» **WHAT YOU HAVE TO DO**:
In the entries below, find every line holding the string "Tornado" and collect it.

Source records:
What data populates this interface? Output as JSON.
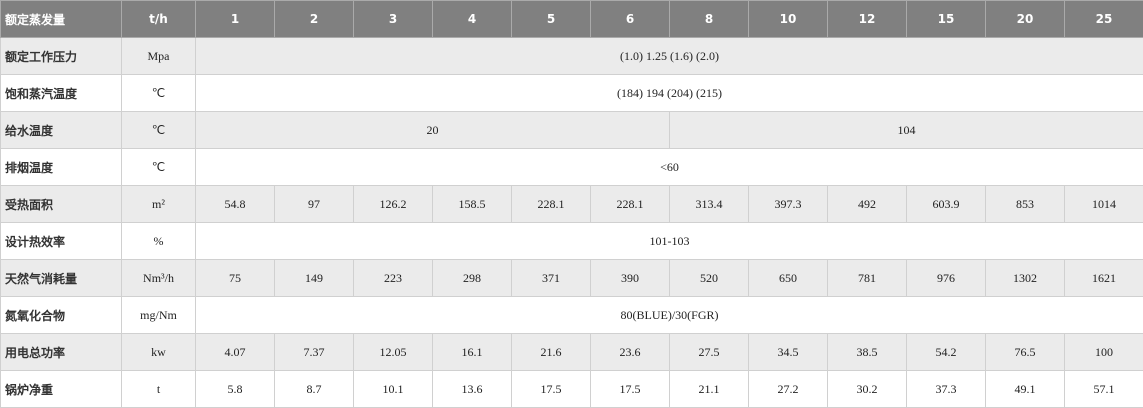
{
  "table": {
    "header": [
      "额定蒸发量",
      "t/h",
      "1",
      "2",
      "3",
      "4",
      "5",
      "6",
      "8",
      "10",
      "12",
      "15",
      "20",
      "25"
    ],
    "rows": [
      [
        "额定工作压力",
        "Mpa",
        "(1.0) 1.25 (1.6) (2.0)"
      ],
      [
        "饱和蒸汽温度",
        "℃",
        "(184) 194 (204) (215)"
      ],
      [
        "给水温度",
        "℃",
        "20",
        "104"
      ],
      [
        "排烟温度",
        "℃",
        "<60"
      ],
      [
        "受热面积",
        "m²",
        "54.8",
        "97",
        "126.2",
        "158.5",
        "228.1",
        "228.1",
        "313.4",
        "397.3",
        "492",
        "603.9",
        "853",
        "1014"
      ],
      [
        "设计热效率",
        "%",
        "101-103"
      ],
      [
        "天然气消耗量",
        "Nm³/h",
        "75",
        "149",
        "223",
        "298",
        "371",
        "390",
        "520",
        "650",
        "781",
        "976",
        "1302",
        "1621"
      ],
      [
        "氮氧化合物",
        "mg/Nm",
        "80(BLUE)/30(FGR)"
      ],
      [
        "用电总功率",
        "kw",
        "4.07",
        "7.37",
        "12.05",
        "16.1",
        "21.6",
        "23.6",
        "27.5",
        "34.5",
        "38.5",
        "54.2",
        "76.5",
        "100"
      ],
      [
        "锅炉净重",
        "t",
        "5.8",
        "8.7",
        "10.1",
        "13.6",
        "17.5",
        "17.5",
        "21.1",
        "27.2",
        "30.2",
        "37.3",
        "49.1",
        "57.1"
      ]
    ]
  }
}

...

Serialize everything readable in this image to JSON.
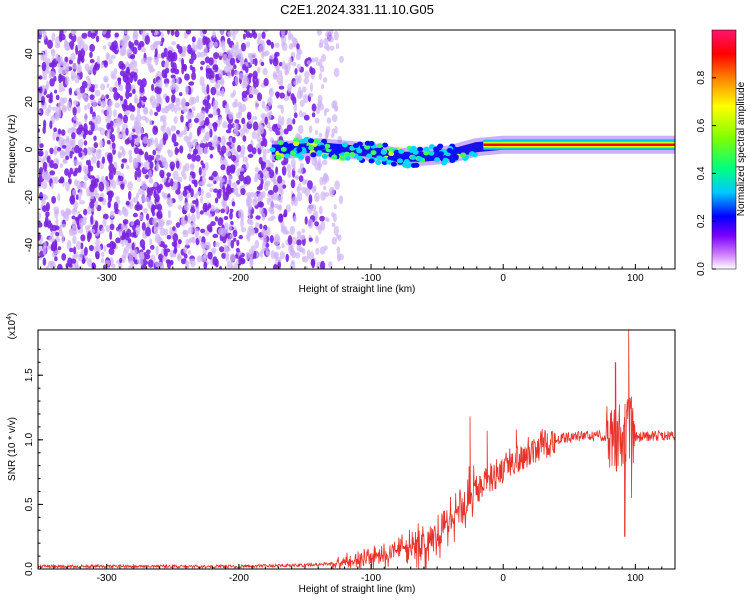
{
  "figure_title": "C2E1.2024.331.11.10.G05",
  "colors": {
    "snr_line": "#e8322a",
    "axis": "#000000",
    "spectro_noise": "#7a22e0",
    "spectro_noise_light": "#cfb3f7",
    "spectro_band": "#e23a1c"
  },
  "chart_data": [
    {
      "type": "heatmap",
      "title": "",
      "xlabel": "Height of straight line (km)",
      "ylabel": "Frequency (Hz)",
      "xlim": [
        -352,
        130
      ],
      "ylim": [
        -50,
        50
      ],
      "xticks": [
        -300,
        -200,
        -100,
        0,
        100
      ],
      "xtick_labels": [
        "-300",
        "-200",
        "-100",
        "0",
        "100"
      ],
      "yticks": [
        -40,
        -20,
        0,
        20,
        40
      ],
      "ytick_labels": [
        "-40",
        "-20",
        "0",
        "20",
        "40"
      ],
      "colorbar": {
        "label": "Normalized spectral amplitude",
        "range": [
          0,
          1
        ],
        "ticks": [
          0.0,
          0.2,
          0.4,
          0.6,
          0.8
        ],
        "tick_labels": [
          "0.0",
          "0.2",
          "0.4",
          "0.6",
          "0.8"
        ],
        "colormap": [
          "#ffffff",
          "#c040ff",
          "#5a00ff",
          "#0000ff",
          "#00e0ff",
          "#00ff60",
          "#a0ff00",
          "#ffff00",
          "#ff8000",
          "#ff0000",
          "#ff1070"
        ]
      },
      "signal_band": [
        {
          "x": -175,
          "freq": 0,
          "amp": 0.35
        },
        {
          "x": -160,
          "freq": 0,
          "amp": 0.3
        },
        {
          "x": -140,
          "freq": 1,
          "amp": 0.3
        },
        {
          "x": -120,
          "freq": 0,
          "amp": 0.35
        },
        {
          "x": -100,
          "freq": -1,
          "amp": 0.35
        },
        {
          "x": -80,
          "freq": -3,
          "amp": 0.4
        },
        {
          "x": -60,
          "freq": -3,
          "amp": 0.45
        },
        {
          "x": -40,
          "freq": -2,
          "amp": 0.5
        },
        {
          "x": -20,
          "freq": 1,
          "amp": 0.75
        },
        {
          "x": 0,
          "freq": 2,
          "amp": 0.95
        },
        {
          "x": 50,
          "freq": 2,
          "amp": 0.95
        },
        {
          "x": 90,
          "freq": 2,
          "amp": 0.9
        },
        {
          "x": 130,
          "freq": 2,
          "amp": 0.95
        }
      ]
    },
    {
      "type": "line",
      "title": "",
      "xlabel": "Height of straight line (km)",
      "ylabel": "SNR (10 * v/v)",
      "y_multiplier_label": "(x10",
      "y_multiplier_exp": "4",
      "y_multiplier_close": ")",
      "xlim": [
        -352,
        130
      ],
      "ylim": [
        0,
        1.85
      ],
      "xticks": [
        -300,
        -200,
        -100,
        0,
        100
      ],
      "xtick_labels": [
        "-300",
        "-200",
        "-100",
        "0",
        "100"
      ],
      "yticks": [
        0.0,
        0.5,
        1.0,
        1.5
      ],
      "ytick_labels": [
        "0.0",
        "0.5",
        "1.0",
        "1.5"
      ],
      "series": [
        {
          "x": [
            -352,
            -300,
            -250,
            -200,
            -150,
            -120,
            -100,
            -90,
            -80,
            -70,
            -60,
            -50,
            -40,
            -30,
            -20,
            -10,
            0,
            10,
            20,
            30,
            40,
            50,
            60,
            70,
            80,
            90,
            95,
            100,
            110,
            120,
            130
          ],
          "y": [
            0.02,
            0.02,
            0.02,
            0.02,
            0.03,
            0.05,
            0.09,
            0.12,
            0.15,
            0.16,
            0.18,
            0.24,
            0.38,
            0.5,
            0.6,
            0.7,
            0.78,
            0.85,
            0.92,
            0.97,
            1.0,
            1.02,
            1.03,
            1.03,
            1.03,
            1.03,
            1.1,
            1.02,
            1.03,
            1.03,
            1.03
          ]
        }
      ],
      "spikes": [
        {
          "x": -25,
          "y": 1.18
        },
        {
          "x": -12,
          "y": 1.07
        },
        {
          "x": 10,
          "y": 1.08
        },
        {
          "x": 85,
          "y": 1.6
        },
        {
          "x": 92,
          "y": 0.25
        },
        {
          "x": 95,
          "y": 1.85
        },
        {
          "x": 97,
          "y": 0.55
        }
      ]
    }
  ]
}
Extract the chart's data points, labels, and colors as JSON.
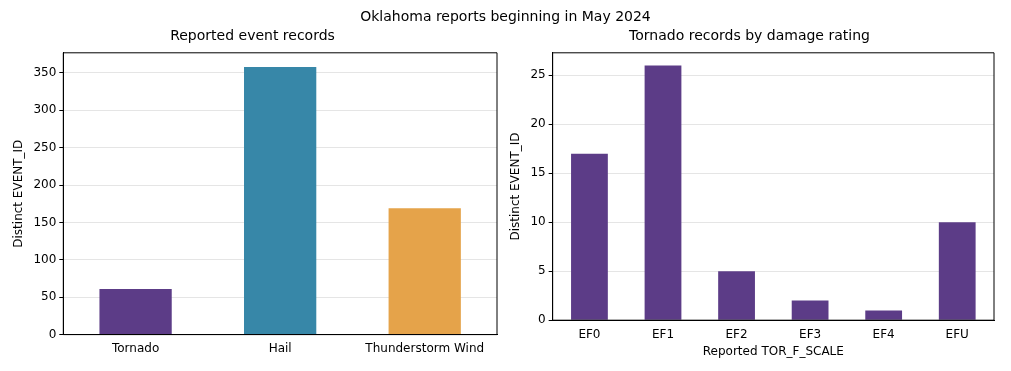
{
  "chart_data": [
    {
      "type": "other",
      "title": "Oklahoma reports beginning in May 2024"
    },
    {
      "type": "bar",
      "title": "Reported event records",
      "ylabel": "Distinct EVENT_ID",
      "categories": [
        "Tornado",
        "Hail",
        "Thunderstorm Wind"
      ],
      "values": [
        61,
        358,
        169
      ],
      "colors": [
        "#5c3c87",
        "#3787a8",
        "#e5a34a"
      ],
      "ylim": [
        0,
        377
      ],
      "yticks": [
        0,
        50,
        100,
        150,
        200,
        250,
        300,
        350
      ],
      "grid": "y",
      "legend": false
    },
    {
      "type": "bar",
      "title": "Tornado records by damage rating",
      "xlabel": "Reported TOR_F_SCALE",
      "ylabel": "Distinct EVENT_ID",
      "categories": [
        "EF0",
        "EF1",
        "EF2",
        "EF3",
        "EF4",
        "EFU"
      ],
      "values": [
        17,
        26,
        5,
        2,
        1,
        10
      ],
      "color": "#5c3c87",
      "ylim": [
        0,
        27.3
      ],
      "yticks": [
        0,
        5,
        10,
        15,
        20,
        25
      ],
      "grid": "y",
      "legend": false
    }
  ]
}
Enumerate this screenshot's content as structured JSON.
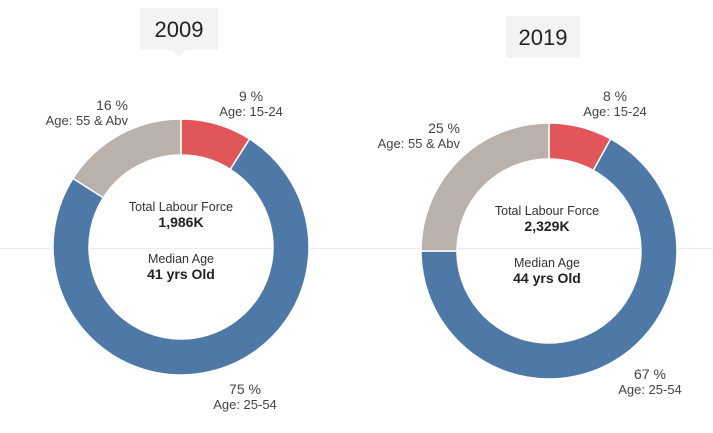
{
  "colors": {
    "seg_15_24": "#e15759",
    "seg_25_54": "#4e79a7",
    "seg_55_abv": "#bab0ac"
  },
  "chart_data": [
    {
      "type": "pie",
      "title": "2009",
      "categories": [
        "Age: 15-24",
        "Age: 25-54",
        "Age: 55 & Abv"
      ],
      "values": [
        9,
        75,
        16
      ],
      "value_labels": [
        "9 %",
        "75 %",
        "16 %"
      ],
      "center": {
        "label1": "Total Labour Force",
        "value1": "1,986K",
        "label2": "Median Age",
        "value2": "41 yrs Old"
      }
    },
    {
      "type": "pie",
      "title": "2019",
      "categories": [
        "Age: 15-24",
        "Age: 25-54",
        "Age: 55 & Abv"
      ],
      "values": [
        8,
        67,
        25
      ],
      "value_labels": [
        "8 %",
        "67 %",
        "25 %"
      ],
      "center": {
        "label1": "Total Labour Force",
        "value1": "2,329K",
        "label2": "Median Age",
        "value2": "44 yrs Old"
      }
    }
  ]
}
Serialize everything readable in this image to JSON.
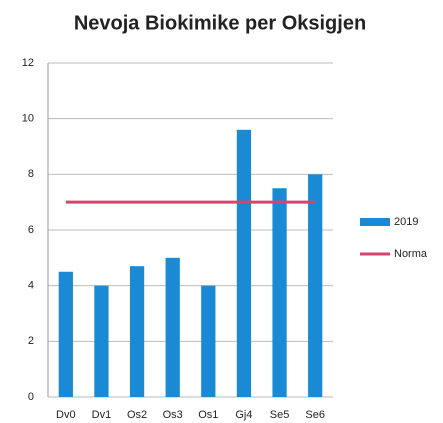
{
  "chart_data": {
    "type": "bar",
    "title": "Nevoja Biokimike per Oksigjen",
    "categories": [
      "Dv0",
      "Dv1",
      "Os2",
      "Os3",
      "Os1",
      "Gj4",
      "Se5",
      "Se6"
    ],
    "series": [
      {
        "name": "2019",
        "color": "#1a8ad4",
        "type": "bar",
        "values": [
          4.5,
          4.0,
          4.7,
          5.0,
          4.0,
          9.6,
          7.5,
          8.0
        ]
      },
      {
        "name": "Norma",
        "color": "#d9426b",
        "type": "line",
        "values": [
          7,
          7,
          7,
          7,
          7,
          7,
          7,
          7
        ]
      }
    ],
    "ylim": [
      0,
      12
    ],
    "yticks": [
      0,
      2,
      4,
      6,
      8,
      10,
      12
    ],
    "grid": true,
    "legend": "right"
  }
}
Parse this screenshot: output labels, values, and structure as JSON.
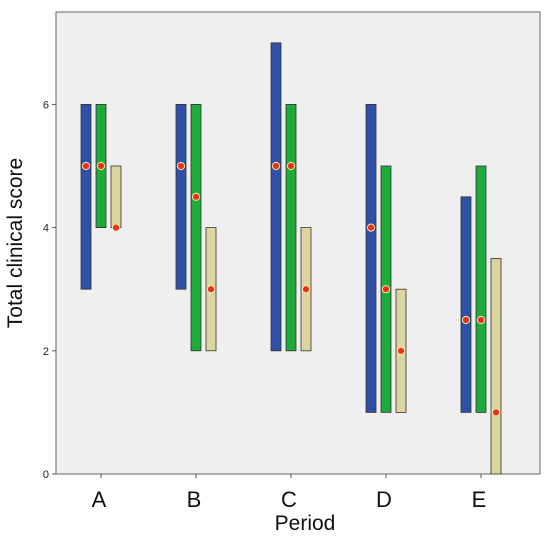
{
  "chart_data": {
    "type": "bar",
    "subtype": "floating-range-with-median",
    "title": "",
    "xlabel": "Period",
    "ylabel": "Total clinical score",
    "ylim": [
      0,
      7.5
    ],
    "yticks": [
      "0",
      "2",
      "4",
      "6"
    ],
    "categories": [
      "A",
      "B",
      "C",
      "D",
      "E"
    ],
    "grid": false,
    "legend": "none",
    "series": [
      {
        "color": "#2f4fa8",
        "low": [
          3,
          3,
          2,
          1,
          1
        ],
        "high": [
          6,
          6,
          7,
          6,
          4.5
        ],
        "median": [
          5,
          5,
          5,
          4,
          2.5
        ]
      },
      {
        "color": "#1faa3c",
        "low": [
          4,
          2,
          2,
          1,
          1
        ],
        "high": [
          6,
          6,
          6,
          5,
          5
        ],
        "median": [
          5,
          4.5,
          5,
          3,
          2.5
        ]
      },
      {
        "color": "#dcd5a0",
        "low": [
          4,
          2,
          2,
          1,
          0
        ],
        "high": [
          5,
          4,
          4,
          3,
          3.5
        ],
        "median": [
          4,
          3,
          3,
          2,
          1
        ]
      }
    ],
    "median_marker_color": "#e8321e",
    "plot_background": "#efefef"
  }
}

» **OUTPUT OF THE TASK**:
        "Tornado",
      "title": "Tornado records by damage rating",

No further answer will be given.